Task brief: Copy each line below that includes "iPad".

Some records:
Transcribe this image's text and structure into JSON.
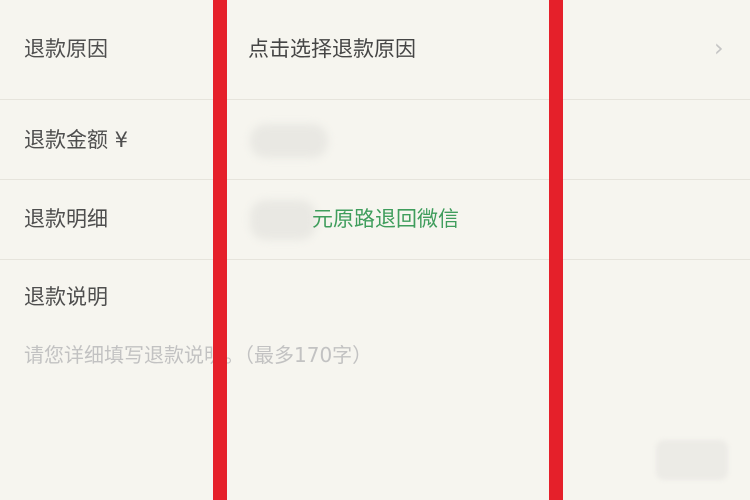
{
  "refund_form": {
    "reason": {
      "label": "退款原因",
      "value": "点击选择退款原因",
      "chevron": "›"
    },
    "amount": {
      "label": "退款金额 ¥"
    },
    "detail": {
      "label": "退款明细",
      "value": "元原路退回微信"
    },
    "description": {
      "label": "退款说明",
      "placeholder": "请您详细填写退款说明。（最多170字）"
    }
  },
  "annotation": {
    "color": "#e5202a"
  },
  "theme": {
    "background": "#f6f5ef",
    "accent_green": "#3f9d5c"
  }
}
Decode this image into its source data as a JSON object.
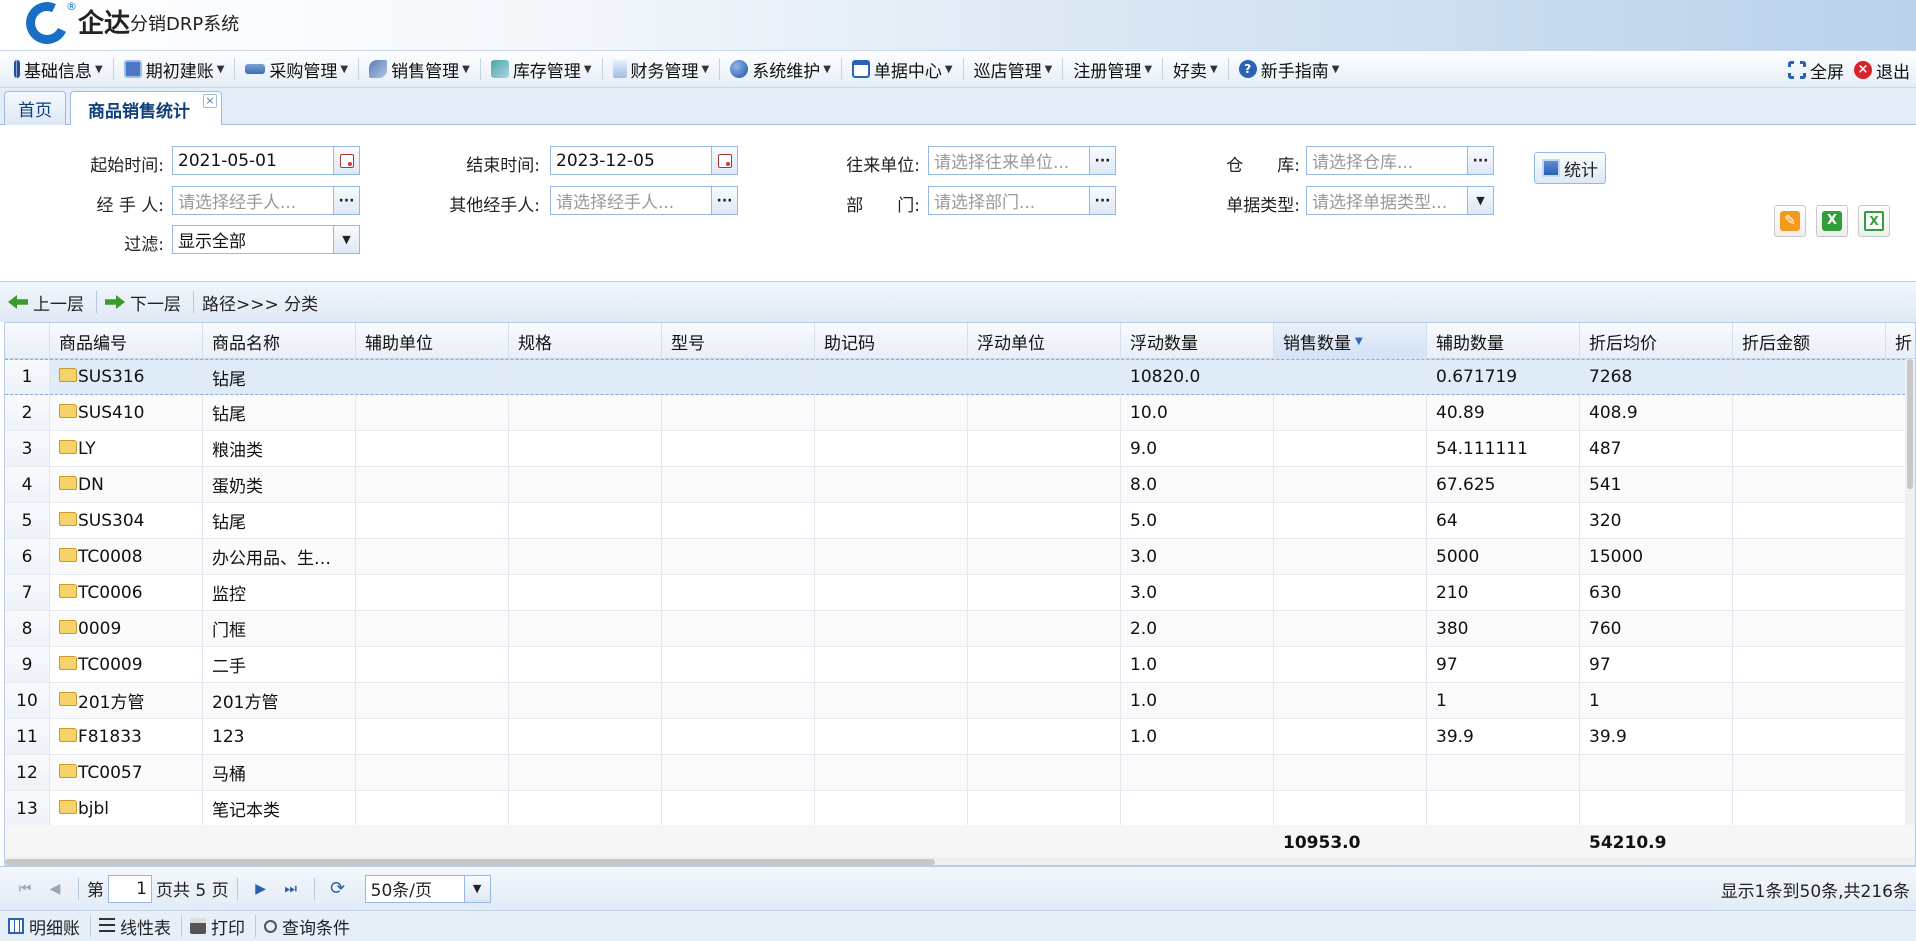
{
  "app": {
    "logo_text": "企达",
    "logo_sub": "分销DRP系统",
    "logo_reg": "®"
  },
  "menu": {
    "items": [
      {
        "label": "基础信息",
        "icon": "book-icon"
      },
      {
        "label": "期初建账",
        "icon": "ledger-icon"
      },
      {
        "label": "采购管理",
        "icon": "truck-icon"
      },
      {
        "label": "销售管理",
        "icon": "shoe-icon"
      },
      {
        "label": "库存管理",
        "icon": "box-icon"
      },
      {
        "label": "财务管理",
        "icon": "money-icon"
      },
      {
        "label": "系统维护",
        "icon": "globe-icon"
      },
      {
        "label": "单据中心",
        "icon": "document-icon"
      },
      {
        "label": "巡店管理",
        "icon": ""
      },
      {
        "label": "注册管理",
        "icon": ""
      },
      {
        "label": "好卖",
        "icon": ""
      },
      {
        "label": "新手指南",
        "icon": "help-icon"
      }
    ],
    "fullscreen": "全屏",
    "logout": "退出"
  },
  "tabs": {
    "home": "首页",
    "active": "商品销售统计",
    "close": "×"
  },
  "filters": {
    "start_label": "起始时间:",
    "start_value": "2021-05-01",
    "end_label": "结束时间:",
    "end_value": "2023-12-05",
    "partner_label": "往来单位:",
    "partner_placeholder": "请选择往来单位...",
    "warehouse_label": "仓　　库:",
    "warehouse_placeholder": "请选择仓库...",
    "handler_label": "经 手 人:",
    "handler_placeholder": "请选择经手人...",
    "other_handler_label": "其他经手人:",
    "other_handler_placeholder": "请选择经手人...",
    "dept_label": "部　　门:",
    "dept_placeholder": "请选择部门...",
    "doc_type_label": "单据类型:",
    "doc_type_placeholder": "请选择单据类型...",
    "filter_label": "过滤:",
    "filter_value": "显示全部",
    "stat_button": "统计",
    "dots": "···"
  },
  "nav": {
    "up": "上一层",
    "down": "下一层",
    "path": "路径>>> 分类"
  },
  "grid": {
    "columns": [
      "商品编号",
      "商品名称",
      "辅助单位",
      "规格",
      "型号",
      "助记码",
      "浮动单位",
      "浮动数量",
      "销售数量",
      "辅助数量",
      "折后均价",
      "折后金额",
      "折"
    ],
    "rows": [
      {
        "n": "1",
        "code": "SUS316",
        "name": "钻尾",
        "qty": "10820.0",
        "avg": "0.671719",
        "amt": "7268"
      },
      {
        "n": "2",
        "code": "SUS410",
        "name": "钻尾",
        "qty": "10.0",
        "avg": "40.89",
        "amt": "408.9"
      },
      {
        "n": "3",
        "code": "LY",
        "name": "粮油类",
        "qty": "9.0",
        "avg": "54.111111",
        "amt": "487"
      },
      {
        "n": "4",
        "code": "DN",
        "name": "蛋奶类",
        "qty": "8.0",
        "avg": "67.625",
        "amt": "541"
      },
      {
        "n": "5",
        "code": "SUS304",
        "name": "钻尾",
        "qty": "5.0",
        "avg": "64",
        "amt": "320"
      },
      {
        "n": "6",
        "code": "TC0008",
        "name": "办公用品、生…",
        "qty": "3.0",
        "avg": "5000",
        "amt": "15000"
      },
      {
        "n": "7",
        "code": "TC0006",
        "name": "监控",
        "qty": "3.0",
        "avg": "210",
        "amt": "630"
      },
      {
        "n": "8",
        "code": "0009",
        "name": "门框",
        "qty": "2.0",
        "avg": "380",
        "amt": "760"
      },
      {
        "n": "9",
        "code": "TC0009",
        "name": "二手",
        "qty": "1.0",
        "avg": "97",
        "amt": "97"
      },
      {
        "n": "10",
        "code": "201方管",
        "name": "201方管",
        "qty": "1.0",
        "avg": "1",
        "amt": "1"
      },
      {
        "n": "11",
        "code": "F81833",
        "name": "123",
        "qty": "1.0",
        "avg": "39.9",
        "amt": "39.9"
      },
      {
        "n": "12",
        "code": "TC0057",
        "name": "马桶",
        "qty": "",
        "avg": "",
        "amt": ""
      },
      {
        "n": "13",
        "code": "bjbl",
        "name": "笔记本类",
        "qty": "",
        "avg": "",
        "amt": ""
      }
    ],
    "total_qty": "10953.0",
    "total_amt": "54210.9"
  },
  "pager": {
    "page_prefix": "第",
    "page_value": "1",
    "page_suffix": "页共 5 页",
    "page_size": "50条/页",
    "info": "显示1条到50条,共216条"
  },
  "bottom": {
    "detail": "明细账",
    "line": "线性表",
    "print": "打印",
    "query": "查询条件"
  },
  "colors": {
    "accent": "#1a6fc4",
    "border": "#95b8e7",
    "tab_text": "#0e3f7a"
  }
}
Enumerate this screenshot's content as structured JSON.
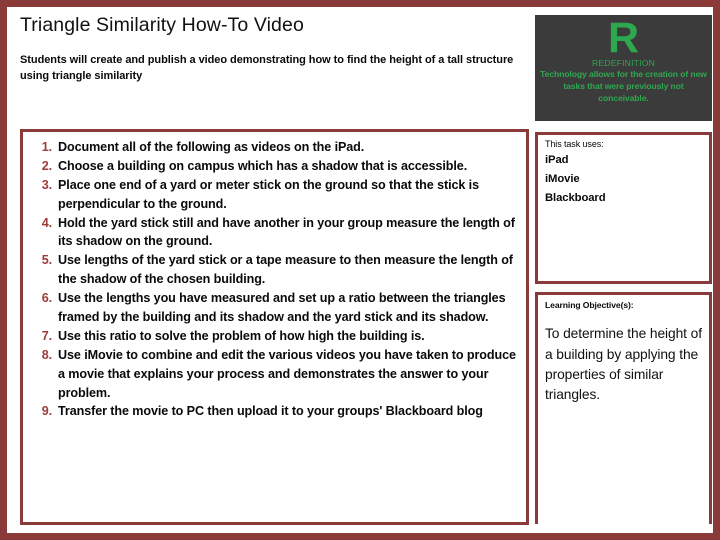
{
  "slide": {
    "title": "Triangle Similarity How-To Video",
    "subtitle": "Students will create and publish a video demonstrating how to find the height of a tall structure using triangle similarity",
    "border_color": "#8B3A3A"
  },
  "steps": [
    {
      "number": "1.",
      "text": "Document all of the following as videos on the iPad."
    },
    {
      "number": "2.",
      "text": "Choose a building on campus which has a shadow that is accessible."
    },
    {
      "number": "3.",
      "text": "Place one end of a yard or meter stick on the ground so that the stick is perpendicular to the ground."
    },
    {
      "number": "4.",
      "text": "Hold the yard stick still and have another in your group measure the length of its shadow on the ground."
    },
    {
      "number": "5.",
      "text": "Use lengths of the yard stick or a tape measure to then measure the length of the shadow of the chosen building."
    },
    {
      "number": "6.",
      "text": "Use the lengths you have measured and set up a ratio between the triangles framed by the building and its shadow and the yard stick and its shadow."
    },
    {
      "number": "7.",
      "text": "Use this ratio to solve the problem of how high the building is."
    },
    {
      "number": "8.",
      "text": "Use iMovie to combine and edit the various videos you have taken to produce a movie that explains your process and demonstrates the answer to your problem."
    },
    {
      "number": "9.",
      "text": "Transfer the movie to PC then upload it to your groups' Blackboard blog"
    }
  ],
  "samr": {
    "letter": "R",
    "label": "REDEFINITION",
    "description": "Technology allows for the creation of new tasks that were previously not conceivable.",
    "text_color": "#2EA84F",
    "background_color": "#3B3B3B"
  },
  "tools": {
    "heading": "This task uses:",
    "items": [
      "iPad",
      "iMovie",
      "Blackboard"
    ]
  },
  "objective": {
    "heading": "Learning Objective(s):",
    "text": "To determine the height of a building by applying the properties of similar triangles."
  }
}
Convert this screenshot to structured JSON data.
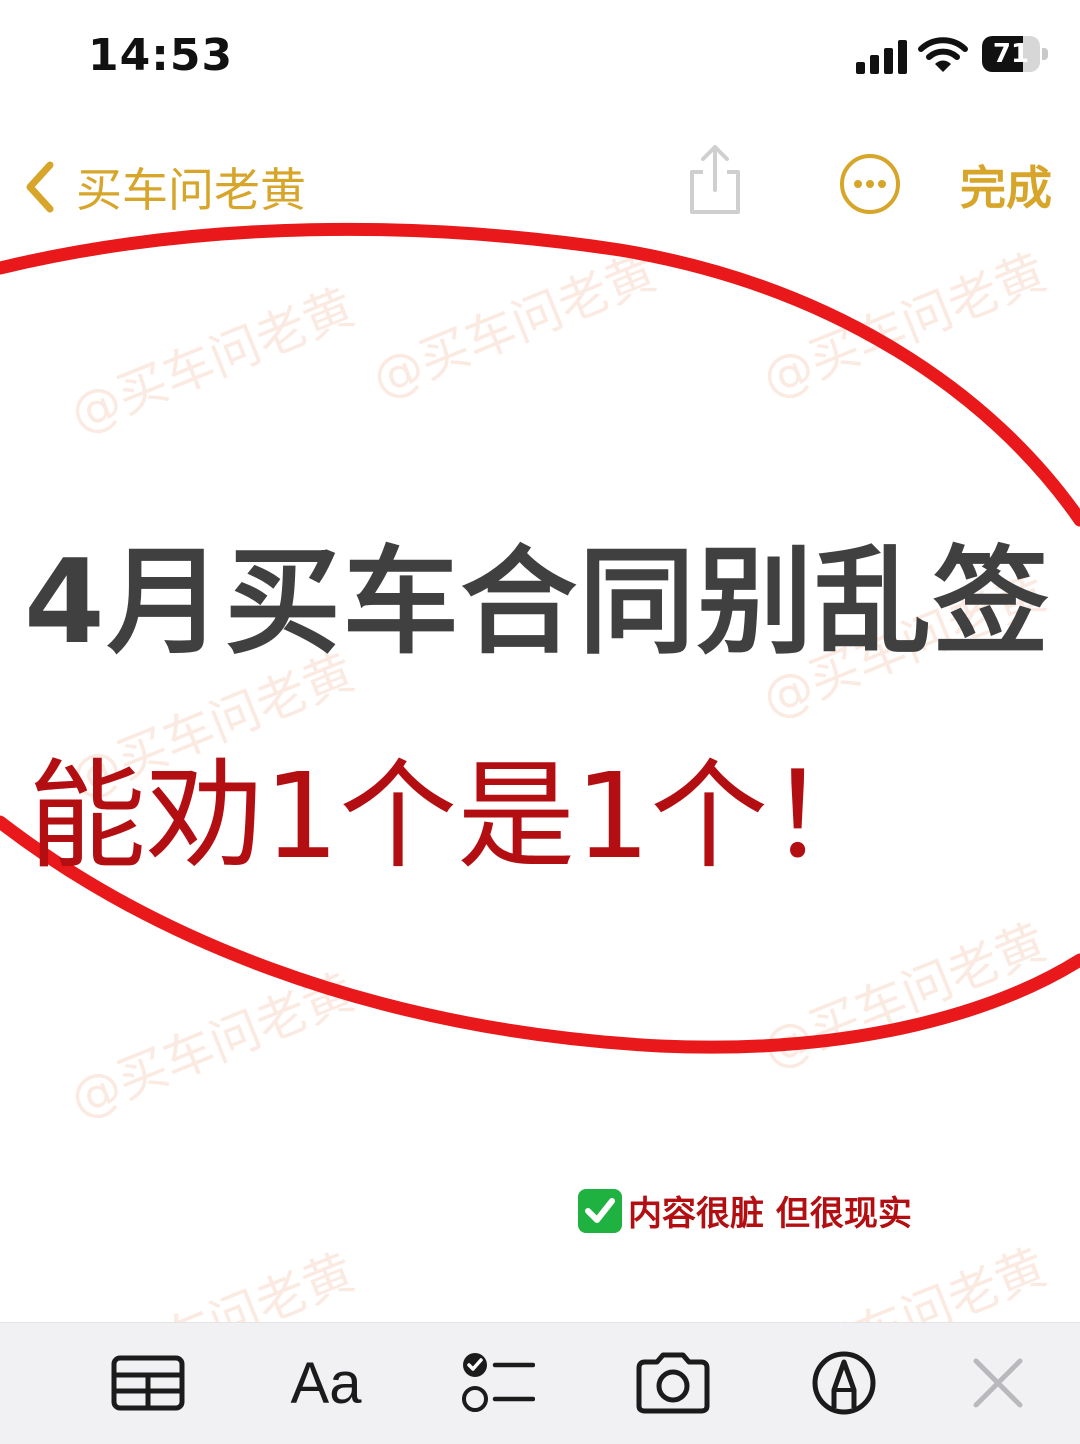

Task response:
      "text": "Document all of the following as videos on the iPad."
      "iPad",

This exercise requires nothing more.